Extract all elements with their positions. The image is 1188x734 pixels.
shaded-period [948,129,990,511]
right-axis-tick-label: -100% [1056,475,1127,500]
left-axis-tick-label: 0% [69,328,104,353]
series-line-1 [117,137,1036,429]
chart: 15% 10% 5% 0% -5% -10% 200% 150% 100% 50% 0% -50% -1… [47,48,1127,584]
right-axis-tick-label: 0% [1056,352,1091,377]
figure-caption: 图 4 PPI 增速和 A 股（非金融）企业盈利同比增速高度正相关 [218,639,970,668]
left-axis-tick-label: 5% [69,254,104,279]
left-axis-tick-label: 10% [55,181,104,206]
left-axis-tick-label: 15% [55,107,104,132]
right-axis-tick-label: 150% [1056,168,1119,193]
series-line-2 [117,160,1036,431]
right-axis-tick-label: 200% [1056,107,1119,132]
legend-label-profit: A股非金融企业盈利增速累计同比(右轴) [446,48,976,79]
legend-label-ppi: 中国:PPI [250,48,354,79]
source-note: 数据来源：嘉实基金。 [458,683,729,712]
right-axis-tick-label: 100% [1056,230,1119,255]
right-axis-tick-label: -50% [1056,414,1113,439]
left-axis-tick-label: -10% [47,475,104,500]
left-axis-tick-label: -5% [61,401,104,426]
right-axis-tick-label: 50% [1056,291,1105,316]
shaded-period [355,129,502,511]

**TASK BRIEF**
Reproduce the records, starting at their first line and ending at the line that contains "right-axis-tick-label: 150% [1056,168,1119,193]". Exchange every "left-axis-tick-label" for "primary-axis-tick-label" and change nothing else.

**RESPONSE BELOW**
Extract all elements with their positions. The image is 1188x734 pixels.
shaded-period [948,129,990,511]
right-axis-tick-label: -100% [1056,475,1127,500]
primary-axis-tick-label: 0% [69,328,104,353]
series-line-1 [117,137,1036,429]
chart: 15% 10% 5% 0% -5% -10% 200% 150% 100% 50% 0% -50% -1… [47,48,1127,584]
right-axis-tick-label: 0% [1056,352,1091,377]
figure-caption: 图 4 PPI 增速和 A 股（非金融）企业盈利同比增速高度正相关 [218,639,970,668]
primary-axis-tick-label: 5% [69,254,104,279]
primary-axis-tick-label: 10% [55,181,104,206]
primary-axis-tick-label: 15% [55,107,104,132]
right-axis-tick-label: 150% [1056,168,1119,193]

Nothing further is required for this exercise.